╭─ Extracted records

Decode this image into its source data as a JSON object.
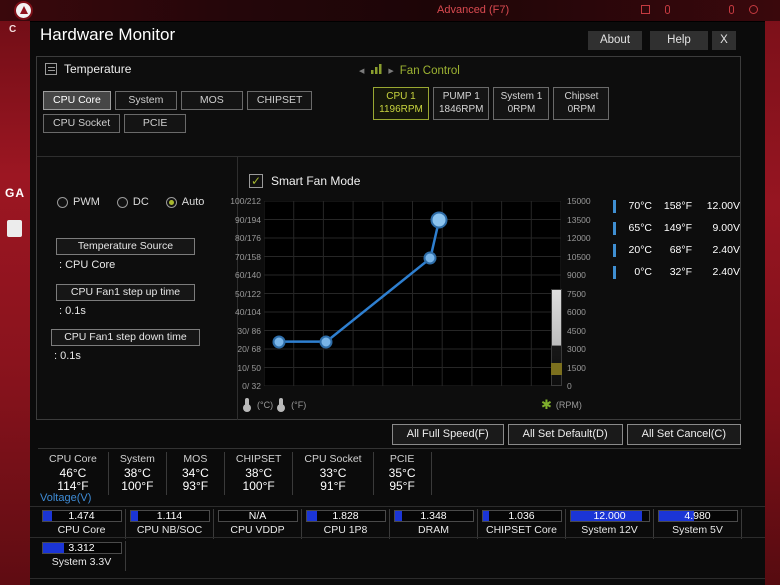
{
  "colors": {
    "accent_olive": "#a7b637",
    "accent_blue": "#2e7fd0",
    "bar_blue": "#1b35d6",
    "brand_red": "#8f131d"
  },
  "topbar": {
    "advanced_label": "Advanced (F7)"
  },
  "window": {
    "title": "Hardware Monitor",
    "about_label": "About",
    "help_label": "Help",
    "close_label": "X"
  },
  "temperature_section": {
    "label": "Temperature",
    "selected_tab": "CPU Core",
    "tabs_row1": [
      "CPU Core",
      "System",
      "MOS",
      "CHIPSET"
    ],
    "tabs_row2": [
      "CPU Socket",
      "PCIE"
    ]
  },
  "fan_control": {
    "label": "Fan Control",
    "fans": [
      {
        "name": "CPU 1",
        "rpm": "1196RPM",
        "selected": true
      },
      {
        "name": "PUMP 1",
        "rpm": "1846RPM",
        "selected": false
      },
      {
        "name": "System 1",
        "rpm": "0RPM",
        "selected": false
      },
      {
        "name": "Chipset",
        "rpm": "0RPM",
        "selected": false
      }
    ]
  },
  "mode_controls": {
    "options": [
      "PWM",
      "DC",
      "Auto"
    ],
    "selected": "Auto"
  },
  "settings": {
    "temperature_source": {
      "label": "Temperature Source",
      "value": ": CPU Core"
    },
    "step_up": {
      "label": "CPU Fan1 step up time",
      "value": ": 0.1s"
    },
    "step_down": {
      "label": "CPU Fan1 step down time",
      "value": ": 0.1s"
    }
  },
  "smart_fan": {
    "label": "Smart Fan Mode",
    "checked": true
  },
  "chart_data": {
    "type": "line",
    "title": "Smart Fan Mode",
    "y_axis_temp_labels": [
      "100/212",
      "90/194",
      "80/176",
      "70/158",
      "60/140",
      "50/122",
      "40/104",
      "30/ 86",
      "20/ 68",
      "10/ 50",
      "0/ 32"
    ],
    "rpm_axis_labels": [
      "15000",
      "13500",
      "12000",
      "10500",
      "9000",
      "7500",
      "6000",
      "4500",
      "3000",
      "1500",
      "0"
    ],
    "x_unit_labels": [
      "(°C)",
      "(°F)"
    ],
    "rpm_unit_label": "(RPM)",
    "curve_setpoints": [
      {
        "temp_c": 0,
        "temp_f": 32,
        "voltage": 2.4
      },
      {
        "temp_c": 20,
        "temp_f": 68,
        "voltage": 2.4
      },
      {
        "temp_c": 65,
        "temp_f": 149,
        "voltage": 9.0
      },
      {
        "temp_c": 70,
        "temp_f": 158,
        "voltage": 12.0
      }
    ],
    "curve_points_pct": [
      {
        "x": 5,
        "y": 76
      },
      {
        "x": 21,
        "y": 76
      },
      {
        "x": 56,
        "y": 31
      },
      {
        "x": 59,
        "y": 10
      }
    ]
  },
  "legend": [
    {
      "temp_c": "70°C",
      "temp_f": "158°F",
      "voltage": "12.00V"
    },
    {
      "temp_c": "65°C",
      "temp_f": "149°F",
      "voltage": "9.00V"
    },
    {
      "temp_c": "20°C",
      "temp_f": "68°F",
      "voltage": "2.40V"
    },
    {
      "temp_c": "0°C",
      "temp_f": "32°F",
      "voltage": "2.40V"
    }
  ],
  "action_buttons": [
    "All Full Speed(F)",
    "All Set Default(D)",
    "All Set Cancel(C)"
  ],
  "temperatures": [
    {
      "name": "CPU Core",
      "celsius": "46°C",
      "fahrenheit": "114°F"
    },
    {
      "name": "System",
      "celsius": "38°C",
      "fahrenheit": "100°F"
    },
    {
      "name": "MOS",
      "celsius": "34°C",
      "fahrenheit": "93°F"
    },
    {
      "name": "CHIPSET",
      "celsius": "38°C",
      "fahrenheit": "100°F"
    },
    {
      "name": "CPU Socket",
      "celsius": "33°C",
      "fahrenheit": "91°F"
    },
    {
      "name": "PCIE",
      "celsius": "35°C",
      "fahrenheit": "95°F"
    }
  ],
  "voltage": {
    "section_label": "Voltage(V)",
    "row1": [
      {
        "name": "CPU Core",
        "value": "1.474",
        "fill_pct": 12
      },
      {
        "name": "CPU NB/SOC",
        "value": "1.114",
        "fill_pct": 9
      },
      {
        "name": "CPU VDDP",
        "value": "N/A",
        "fill_pct": 0
      },
      {
        "name": "CPU 1P8",
        "value": "1.828",
        "fill_pct": 14
      },
      {
        "name": "DRAM",
        "value": "1.348",
        "fill_pct": 10
      },
      {
        "name": "CHIPSET Core",
        "value": "1.036",
        "fill_pct": 8
      },
      {
        "name": "System 12V",
        "value": "12.000",
        "fill_pct": 92
      },
      {
        "name": "System 5V",
        "value": "4.980",
        "fill_pct": 45
      }
    ],
    "row2": [
      {
        "name": "System 3.3V",
        "value": "3.312",
        "fill_pct": 28
      }
    ]
  },
  "background_fragments": {
    "left_top": "C",
    "left_mid": "GA"
  }
}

╰─

Stated exercise
Exclude the pictures. Write out the remaining data exactly.

The result
Decode this image into its source data as a JSON object.
{
  "colors": {
    "accent_olive": "#a7b637",
    "accent_blue": "#2e7fd0",
    "bar_blue": "#1b35d6",
    "brand_red": "#8f131d"
  },
  "topbar": {
    "advanced_label": "Advanced (F7)"
  },
  "window": {
    "title": "Hardware Monitor",
    "about_label": "About",
    "help_label": "Help",
    "close_label": "X"
  },
  "temperature_section": {
    "label": "Temperature",
    "selected_tab": "CPU Core",
    "tabs_row1": [
      "CPU Core",
      "System",
      "MOS",
      "CHIPSET"
    ],
    "tabs_row2": [
      "CPU Socket",
      "PCIE"
    ]
  },
  "fan_control": {
    "label": "Fan Control",
    "fans": [
      {
        "name": "CPU 1",
        "rpm": "1196RPM",
        "selected": true
      },
      {
        "name": "PUMP 1",
        "rpm": "1846RPM",
        "selected": false
      },
      {
        "name": "System 1",
        "rpm": "0RPM",
        "selected": false
      },
      {
        "name": "Chipset",
        "rpm": "0RPM",
        "selected": false
      }
    ]
  },
  "mode_controls": {
    "options": [
      "PWM",
      "DC",
      "Auto"
    ],
    "selected": "Auto"
  },
  "settings": {
    "temperature_source": {
      "label": "Temperature Source",
      "value": ": CPU Core"
    },
    "step_up": {
      "label": "CPU Fan1 step up time",
      "value": ": 0.1s"
    },
    "step_down": {
      "label": "CPU Fan1 step down time",
      "value": ": 0.1s"
    }
  },
  "smart_fan": {
    "label": "Smart Fan Mode",
    "checked": true
  },
  "chart_data": {
    "type": "line",
    "title": "Smart Fan Mode",
    "y_axis_temp_labels": [
      "100/212",
      "90/194",
      "80/176",
      "70/158",
      "60/140",
      "50/122",
      "40/104",
      "30/ 86",
      "20/ 68",
      "10/ 50",
      "0/ 32"
    ],
    "rpm_axis_labels": [
      "15000",
      "13500",
      "12000",
      "10500",
      "9000",
      "7500",
      "6000",
      "4500",
      "3000",
      "1500",
      "0"
    ],
    "x_unit_labels": [
      "(°C)",
      "(°F)"
    ],
    "rpm_unit_label": "(RPM)",
    "curve_setpoints": [
      {
        "temp_c": 0,
        "temp_f": 32,
        "voltage": 2.4
      },
      {
        "temp_c": 20,
        "temp_f": 68,
        "voltage": 2.4
      },
      {
        "temp_c": 65,
        "temp_f": 149,
        "voltage": 9.0
      },
      {
        "temp_c": 70,
        "temp_f": 158,
        "voltage": 12.0
      }
    ],
    "curve_points_pct": [
      {
        "x": 5,
        "y": 76
      },
      {
        "x": 21,
        "y": 76
      },
      {
        "x": 56,
        "y": 31
      },
      {
        "x": 59,
        "y": 10
      }
    ]
  },
  "legend": [
    {
      "temp_c": "70°C",
      "temp_f": "158°F",
      "voltage": "12.00V"
    },
    {
      "temp_c": "65°C",
      "temp_f": "149°F",
      "voltage": "9.00V"
    },
    {
      "temp_c": "20°C",
      "temp_f": "68°F",
      "voltage": "2.40V"
    },
    {
      "temp_c": "0°C",
      "temp_f": "32°F",
      "voltage": "2.40V"
    }
  ],
  "action_buttons": [
    "All Full Speed(F)",
    "All Set Default(D)",
    "All Set Cancel(C)"
  ],
  "temperatures": [
    {
      "name": "CPU Core",
      "celsius": "46°C",
      "fahrenheit": "114°F"
    },
    {
      "name": "System",
      "celsius": "38°C",
      "fahrenheit": "100°F"
    },
    {
      "name": "MOS",
      "celsius": "34°C",
      "fahrenheit": "93°F"
    },
    {
      "name": "CHIPSET",
      "celsius": "38°C",
      "fahrenheit": "100°F"
    },
    {
      "name": "CPU Socket",
      "celsius": "33°C",
      "fahrenheit": "91°F"
    },
    {
      "name": "PCIE",
      "celsius": "35°C",
      "fahrenheit": "95°F"
    }
  ],
  "voltage": {
    "section_label": "Voltage(V)",
    "row1": [
      {
        "name": "CPU Core",
        "value": "1.474",
        "fill_pct": 12
      },
      {
        "name": "CPU NB/SOC",
        "value": "1.114",
        "fill_pct": 9
      },
      {
        "name": "CPU VDDP",
        "value": "N/A",
        "fill_pct": 0
      },
      {
        "name": "CPU 1P8",
        "value": "1.828",
        "fill_pct": 14
      },
      {
        "name": "DRAM",
        "value": "1.348",
        "fill_pct": 10
      },
      {
        "name": "CHIPSET Core",
        "value": "1.036",
        "fill_pct": 8
      },
      {
        "name": "System 12V",
        "value": "12.000",
        "fill_pct": 92
      },
      {
        "name": "System 5V",
        "value": "4.980",
        "fill_pct": 45
      }
    ],
    "row2": [
      {
        "name": "System 3.3V",
        "value": "3.312",
        "fill_pct": 28
      }
    ]
  },
  "background_fragments": {
    "left_top": "C",
    "left_mid": "GA"
  }
}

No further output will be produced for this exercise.